▸ Instructions for the task
Carry none of the pictures over; write out the complete data exactly.
BEGIN Record list
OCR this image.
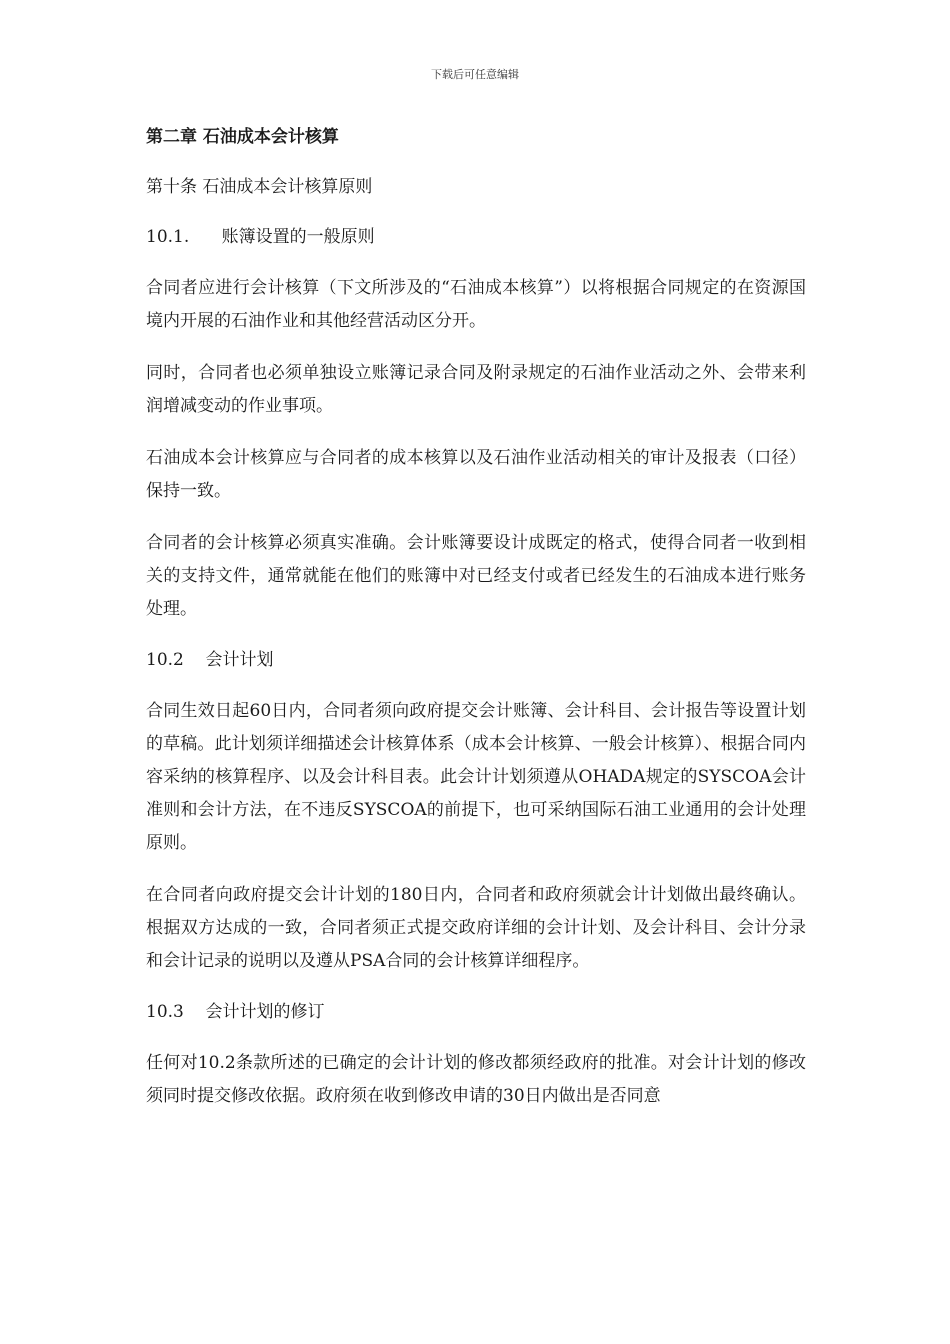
下载后可任意编辑
第二章 石油成本会计核算
第十条 石油成本会计核算原则
10.1.      账簿设置的一般原则

合同者应进行会计核算（下文所涉及的“石油成本核算”）以将根据合同规定的在资源国境内开展的石油作业和其他经营活动区分开。

同时，合同者也必须单独设立账簿记录合同及附录规定的石油作业活动之外、会带来利润增减变动的作业事项。

石油成本会计核算应与合同者的成本核算以及石油作业活动相关的审计及报表（口径）保持一致。

合同者的会计核算必须真实准确。会计账簿要设计成既定的格式，使得合同者一收到相关的支持文件，通常就能在他们的账簿中对已经支付或者已经发生的石油成本进行账务处理。

10.2    会计计划

合同生效日起60日内，合同者须向政府提交会计账簿、会计科目、会计报告等设置计划的草稿。此计划须详细描述会计核算体系（成本会计核算、一般会计核算）、根据合同内容采纳的核算程序、以及会计科目表。此会计计划须遵从OHADA规定的SYSCOA会计准则和会计方法，在不违反SYSCOA的前提下，也可采纳国际石油工业通用的会计处理原则。

在合同者向政府提交会计计划的180日内，合同者和政府须就会计计划做出最终确认。根据双方达成的一致，合同者须正式提交政府详细的会计计划、及会计科目、会计分录和会计记录的说明以及遵从PSA合同的会计核算详细程序。

10.3    会计计划的修订

任何对10.2条款所述的已确定的会计计划的修改都须经政府的批准。对会计计划的修改须同时提交修改依据。政府须在收到修改申请的30日内做出是否同意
END Record list
▸ Correct result
OCR this image.
下载后可任意编辑
第二章 石油成本会计核算
第十条 石油成本会计核算原则
10.1.      账簿设置的一般原则

合同者应进行会计核算（下文所涉及的“石油成本核算”）以将根据合同规定的在资源国境内开展的石油作业和其他经营活动区分开。

同时，合同者也必须单独设立账簿记录合同及附录规定的石油作业活动之外、会带来利润增减变动的作业事项。

石油成本会计核算应与合同者的成本核算以及石油作业活动相关的审计及报表（口径）保持一致。

合同者的会计核算必须真实准确。会计账簿要设计成既定的格式，使得合同者一收到相关的支持文件，通常就能在他们的账簿中对已经支付或者已经发生的石油成本进行账务处理。

10.2    会计计划

合同生效日起60日内，合同者须向政府提交会计账簿、会计科目、会计报告等设置计划的草稿。此计划须详细描述会计核算体系（成本会计核算、一般会计核算）、根据合同内容采纳的核算程序、以及会计科目表。此会计计划须遵从OHADA规定的SYSCOA会计准则和会计方法，在不违反SYSCOA的前提下，也可采纳国际石油工业通用的会计处理原则。

在合同者向政府提交会计计划的180日内，合同者和政府须就会计计划做出最终确认。根据双方达成的一致，合同者须正式提交政府详细的会计计划、及会计科目、会计分录和会计记录的说明以及遵从PSA合同的会计核算详细程序。

10.3    会计计划的修订

任何对10.2条款所述的已确定的会计计划的修改都须经政府的批准。对会计计划的修改须同时提交修改依据。政府须在收到修改申请的30日内做出是否同意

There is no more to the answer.